THE PROBLEM → Show all lines from the listing below that contain "Skill".

====== PROVIDED RECORDS ======

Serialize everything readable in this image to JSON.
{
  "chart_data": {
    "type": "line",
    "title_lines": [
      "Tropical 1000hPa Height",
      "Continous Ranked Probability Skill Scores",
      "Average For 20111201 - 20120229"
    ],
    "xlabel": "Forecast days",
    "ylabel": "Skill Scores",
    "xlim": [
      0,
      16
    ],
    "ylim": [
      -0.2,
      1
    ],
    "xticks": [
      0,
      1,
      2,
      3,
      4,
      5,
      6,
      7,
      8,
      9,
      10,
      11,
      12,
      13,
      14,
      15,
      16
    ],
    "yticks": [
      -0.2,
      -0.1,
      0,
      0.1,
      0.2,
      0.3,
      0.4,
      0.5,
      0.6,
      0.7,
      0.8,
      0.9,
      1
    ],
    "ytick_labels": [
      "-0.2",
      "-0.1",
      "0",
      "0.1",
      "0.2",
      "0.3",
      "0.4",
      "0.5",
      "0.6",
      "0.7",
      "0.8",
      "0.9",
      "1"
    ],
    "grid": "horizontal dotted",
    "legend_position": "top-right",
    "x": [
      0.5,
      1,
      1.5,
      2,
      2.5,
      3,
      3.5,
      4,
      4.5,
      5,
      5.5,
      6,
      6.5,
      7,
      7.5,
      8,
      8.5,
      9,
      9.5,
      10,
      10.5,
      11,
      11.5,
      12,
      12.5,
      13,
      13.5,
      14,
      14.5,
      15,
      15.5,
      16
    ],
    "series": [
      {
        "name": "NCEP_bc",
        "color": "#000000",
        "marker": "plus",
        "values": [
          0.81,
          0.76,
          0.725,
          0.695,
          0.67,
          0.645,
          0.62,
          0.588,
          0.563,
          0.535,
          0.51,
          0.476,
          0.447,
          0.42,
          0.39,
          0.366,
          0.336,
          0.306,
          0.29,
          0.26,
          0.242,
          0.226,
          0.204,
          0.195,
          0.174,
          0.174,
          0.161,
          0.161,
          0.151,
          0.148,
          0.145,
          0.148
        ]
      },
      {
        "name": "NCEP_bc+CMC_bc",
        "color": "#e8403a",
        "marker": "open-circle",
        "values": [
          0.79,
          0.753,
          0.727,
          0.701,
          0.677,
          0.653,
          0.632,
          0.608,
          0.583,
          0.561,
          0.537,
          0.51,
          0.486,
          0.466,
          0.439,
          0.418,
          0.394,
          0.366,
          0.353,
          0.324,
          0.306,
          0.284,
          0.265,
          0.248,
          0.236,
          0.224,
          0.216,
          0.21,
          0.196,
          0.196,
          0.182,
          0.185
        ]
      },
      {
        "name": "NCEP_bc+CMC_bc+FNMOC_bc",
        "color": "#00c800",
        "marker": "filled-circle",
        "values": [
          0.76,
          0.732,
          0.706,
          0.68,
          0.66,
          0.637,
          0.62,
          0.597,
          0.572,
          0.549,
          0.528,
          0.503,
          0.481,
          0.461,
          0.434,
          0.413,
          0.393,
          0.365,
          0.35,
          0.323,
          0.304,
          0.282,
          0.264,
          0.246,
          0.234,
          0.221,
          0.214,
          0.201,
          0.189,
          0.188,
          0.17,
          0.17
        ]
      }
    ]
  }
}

======

OUTPUT OF THE TASK →
      "Continous Ranked Probability Skill Scores",
    "ylabel": "Skill Scores",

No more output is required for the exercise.